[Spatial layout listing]
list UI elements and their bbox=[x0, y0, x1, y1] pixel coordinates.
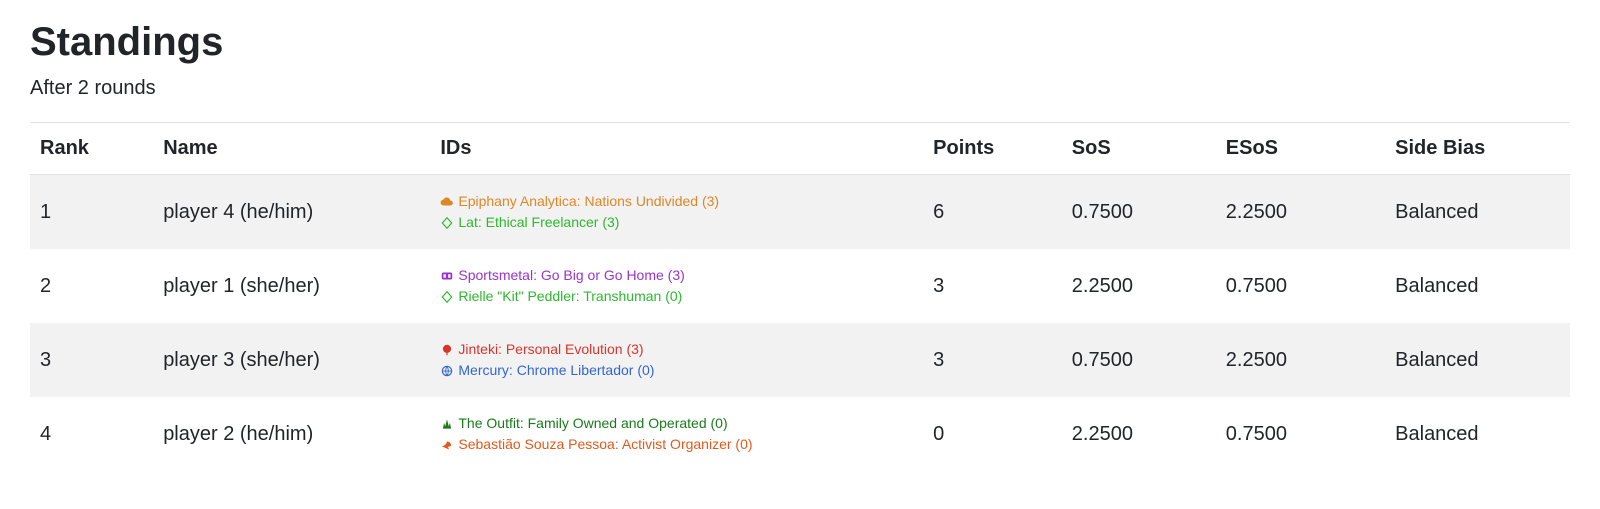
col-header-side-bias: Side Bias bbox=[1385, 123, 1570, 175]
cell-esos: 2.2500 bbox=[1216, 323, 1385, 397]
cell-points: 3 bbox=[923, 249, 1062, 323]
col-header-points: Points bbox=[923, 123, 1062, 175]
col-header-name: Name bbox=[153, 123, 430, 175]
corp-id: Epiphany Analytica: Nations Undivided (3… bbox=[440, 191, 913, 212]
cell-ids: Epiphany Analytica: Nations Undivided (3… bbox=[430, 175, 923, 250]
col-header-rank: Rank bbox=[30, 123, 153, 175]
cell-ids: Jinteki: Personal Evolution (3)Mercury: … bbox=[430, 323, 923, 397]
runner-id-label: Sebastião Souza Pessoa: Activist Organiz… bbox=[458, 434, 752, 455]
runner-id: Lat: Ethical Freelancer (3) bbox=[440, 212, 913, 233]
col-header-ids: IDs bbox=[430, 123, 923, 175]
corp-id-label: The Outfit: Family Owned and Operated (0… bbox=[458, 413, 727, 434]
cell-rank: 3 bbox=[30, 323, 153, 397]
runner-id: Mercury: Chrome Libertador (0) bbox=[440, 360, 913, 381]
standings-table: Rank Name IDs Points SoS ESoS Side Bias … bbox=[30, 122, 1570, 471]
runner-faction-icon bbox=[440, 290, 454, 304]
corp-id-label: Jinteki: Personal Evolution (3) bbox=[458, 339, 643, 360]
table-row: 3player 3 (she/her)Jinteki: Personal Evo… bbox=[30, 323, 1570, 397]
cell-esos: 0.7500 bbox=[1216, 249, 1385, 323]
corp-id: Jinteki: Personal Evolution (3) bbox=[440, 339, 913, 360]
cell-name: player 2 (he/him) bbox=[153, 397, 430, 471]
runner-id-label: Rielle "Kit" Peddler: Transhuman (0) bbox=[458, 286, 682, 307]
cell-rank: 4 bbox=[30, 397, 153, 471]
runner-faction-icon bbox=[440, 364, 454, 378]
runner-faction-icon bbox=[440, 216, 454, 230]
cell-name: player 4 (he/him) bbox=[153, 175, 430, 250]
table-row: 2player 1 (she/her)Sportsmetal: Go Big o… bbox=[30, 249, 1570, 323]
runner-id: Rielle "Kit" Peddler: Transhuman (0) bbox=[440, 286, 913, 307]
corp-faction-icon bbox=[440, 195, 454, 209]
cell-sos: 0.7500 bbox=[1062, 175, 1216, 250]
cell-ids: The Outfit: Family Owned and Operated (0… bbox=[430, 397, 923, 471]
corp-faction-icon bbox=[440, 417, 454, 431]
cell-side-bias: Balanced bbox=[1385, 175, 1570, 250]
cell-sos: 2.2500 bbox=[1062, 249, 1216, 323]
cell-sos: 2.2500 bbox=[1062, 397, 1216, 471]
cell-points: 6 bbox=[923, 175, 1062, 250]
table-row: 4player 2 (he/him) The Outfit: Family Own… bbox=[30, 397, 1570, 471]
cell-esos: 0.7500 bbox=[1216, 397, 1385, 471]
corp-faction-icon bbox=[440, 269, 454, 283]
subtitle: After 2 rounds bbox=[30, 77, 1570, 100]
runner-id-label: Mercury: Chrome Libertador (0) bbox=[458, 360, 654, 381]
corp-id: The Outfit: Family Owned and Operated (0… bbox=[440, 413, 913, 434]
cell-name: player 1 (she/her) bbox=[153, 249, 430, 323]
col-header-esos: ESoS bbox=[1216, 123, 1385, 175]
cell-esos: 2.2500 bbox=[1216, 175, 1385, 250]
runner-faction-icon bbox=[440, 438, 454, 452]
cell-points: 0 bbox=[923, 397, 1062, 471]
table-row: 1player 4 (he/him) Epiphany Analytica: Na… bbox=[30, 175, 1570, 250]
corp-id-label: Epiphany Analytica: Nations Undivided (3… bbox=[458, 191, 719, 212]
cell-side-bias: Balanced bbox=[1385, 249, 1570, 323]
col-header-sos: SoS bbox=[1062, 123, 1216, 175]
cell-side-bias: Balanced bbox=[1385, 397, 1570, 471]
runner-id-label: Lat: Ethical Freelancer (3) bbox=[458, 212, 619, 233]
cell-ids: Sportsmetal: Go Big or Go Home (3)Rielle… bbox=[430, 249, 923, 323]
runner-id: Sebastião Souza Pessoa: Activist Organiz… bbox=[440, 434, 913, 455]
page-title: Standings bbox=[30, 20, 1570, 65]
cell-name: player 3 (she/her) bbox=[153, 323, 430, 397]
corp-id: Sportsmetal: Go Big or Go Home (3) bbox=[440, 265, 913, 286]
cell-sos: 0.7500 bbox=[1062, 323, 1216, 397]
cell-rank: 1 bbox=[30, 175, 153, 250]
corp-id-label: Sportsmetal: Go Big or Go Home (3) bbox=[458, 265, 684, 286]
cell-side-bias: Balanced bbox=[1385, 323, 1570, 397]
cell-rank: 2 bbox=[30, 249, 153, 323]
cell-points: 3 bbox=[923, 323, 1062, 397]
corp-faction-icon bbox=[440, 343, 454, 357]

▶ _TASK DIRECTIONS_
Copy the listing above line for line, leaving out the picture.

▶ _SOLUTION_
list UI elements and their bbox=[x0, y0, x1, y1] pixel coordinates.
col-header-side-bias: Side Bias bbox=[1385, 123, 1570, 175]
cell-esos: 2.2500 bbox=[1216, 323, 1385, 397]
cell-points: 3 bbox=[923, 249, 1062, 323]
col-header-points: Points bbox=[923, 123, 1062, 175]
col-header-name: Name bbox=[153, 123, 430, 175]
corp-id: Epiphany Analytica: Nations Undivided (3… bbox=[440, 191, 913, 212]
cell-ids: Epiphany Analytica: Nations Undivided (3… bbox=[430, 175, 923, 250]
col-header-rank: Rank bbox=[30, 123, 153, 175]
cell-ids: Jinteki: Personal Evolution (3)Mercury: … bbox=[430, 323, 923, 397]
runner-id-label: Sebastião Souza Pessoa: Activist Organiz… bbox=[458, 434, 752, 455]
runner-id: Lat: Ethical Freelancer (3) bbox=[440, 212, 913, 233]
col-header-ids: IDs bbox=[430, 123, 923, 175]
corp-id-label: The Outfit: Family Owned and Operated (0… bbox=[458, 413, 727, 434]
cell-rank: 3 bbox=[30, 323, 153, 397]
runner-id: Mercury: Chrome Libertador (0) bbox=[440, 360, 913, 381]
standings-table: Rank Name IDs Points SoS ESoS Side Bias … bbox=[30, 122, 1570, 471]
runner-faction-icon bbox=[440, 290, 454, 304]
corp-id-label: Jinteki: Personal Evolution (3) bbox=[458, 339, 643, 360]
table-row: 3player 3 (she/her)Jinteki: Personal Evo… bbox=[30, 323, 1570, 397]
cell-esos: 0.7500 bbox=[1216, 249, 1385, 323]
corp-id: Jinteki: Personal Evolution (3) bbox=[440, 339, 913, 360]
cell-name: player 2 (he/him) bbox=[153, 397, 430, 471]
runner-id-label: Rielle "Kit" Peddler: Transhuman (0) bbox=[458, 286, 682, 307]
cell-rank: 4 bbox=[30, 397, 153, 471]
runner-faction-icon bbox=[440, 364, 454, 378]
runner-faction-icon bbox=[440, 216, 454, 230]
cell-name: player 4 (he/him) bbox=[153, 175, 430, 250]
table-row: 2player 1 (she/her)Sportsmetal: Go Big o… bbox=[30, 249, 1570, 323]
runner-id: Rielle "Kit" Peddler: Transhuman (0) bbox=[440, 286, 913, 307]
corp-faction-icon bbox=[440, 195, 454, 209]
cell-sos: 0.7500 bbox=[1062, 175, 1216, 250]
cell-ids: The Outfit: Family Owned and Operated (0… bbox=[430, 397, 923, 471]
corp-faction-icon bbox=[440, 417, 454, 431]
cell-side-bias: Balanced bbox=[1385, 175, 1570, 250]
cell-sos: 2.2500 bbox=[1062, 249, 1216, 323]
cell-sos: 2.2500 bbox=[1062, 397, 1216, 471]
cell-points: 6 bbox=[923, 175, 1062, 250]
table-row: 4player 2 (he/him) The Outfit: Family Own… bbox=[30, 397, 1570, 471]
cell-esos: 0.7500 bbox=[1216, 397, 1385, 471]
corp-faction-icon bbox=[440, 269, 454, 283]
subtitle: After 2 rounds bbox=[30, 77, 1570, 100]
runner-id-label: Mercury: Chrome Libertador (0) bbox=[458, 360, 654, 381]
corp-id: The Outfit: Family Owned and Operated (0… bbox=[440, 413, 913, 434]
cell-name: player 1 (she/her) bbox=[153, 249, 430, 323]
col-header-esos: ESoS bbox=[1216, 123, 1385, 175]
cell-esos: 2.2500 bbox=[1216, 175, 1385, 250]
runner-faction-icon bbox=[440, 438, 454, 452]
cell-points: 0 bbox=[923, 397, 1062, 471]
table-row: 1player 4 (he/him) Epiphany Analytica: Na… bbox=[30, 175, 1570, 250]
corp-id-label: Epiphany Analytica: Nations Undivided (3… bbox=[458, 191, 719, 212]
cell-side-bias: Balanced bbox=[1385, 249, 1570, 323]
col-header-sos: SoS bbox=[1062, 123, 1216, 175]
cell-side-bias: Balanced bbox=[1385, 397, 1570, 471]
runner-id-label: Lat: Ethical Freelancer (3) bbox=[458, 212, 619, 233]
cell-ids: Sportsmetal: Go Big or Go Home (3)Rielle… bbox=[430, 249, 923, 323]
runner-id: Sebastião Souza Pessoa: Activist Organiz… bbox=[440, 434, 913, 455]
page-title: Standings bbox=[30, 20, 1570, 65]
cell-name: player 3 (she/her) bbox=[153, 323, 430, 397]
corp-id: Sportsmetal: Go Big or Go Home (3) bbox=[440, 265, 913, 286]
cell-sos: 0.7500 bbox=[1062, 323, 1216, 397]
cell-rank: 1 bbox=[30, 175, 153, 250]
corp-id-label: Sportsmetal: Go Big or Go Home (3) bbox=[458, 265, 684, 286]
cell-side-bias: Balanced bbox=[1385, 323, 1570, 397]
cell-rank: 2 bbox=[30, 249, 153, 323]
cell-points: 3 bbox=[923, 323, 1062, 397]
corp-faction-icon bbox=[440, 343, 454, 357]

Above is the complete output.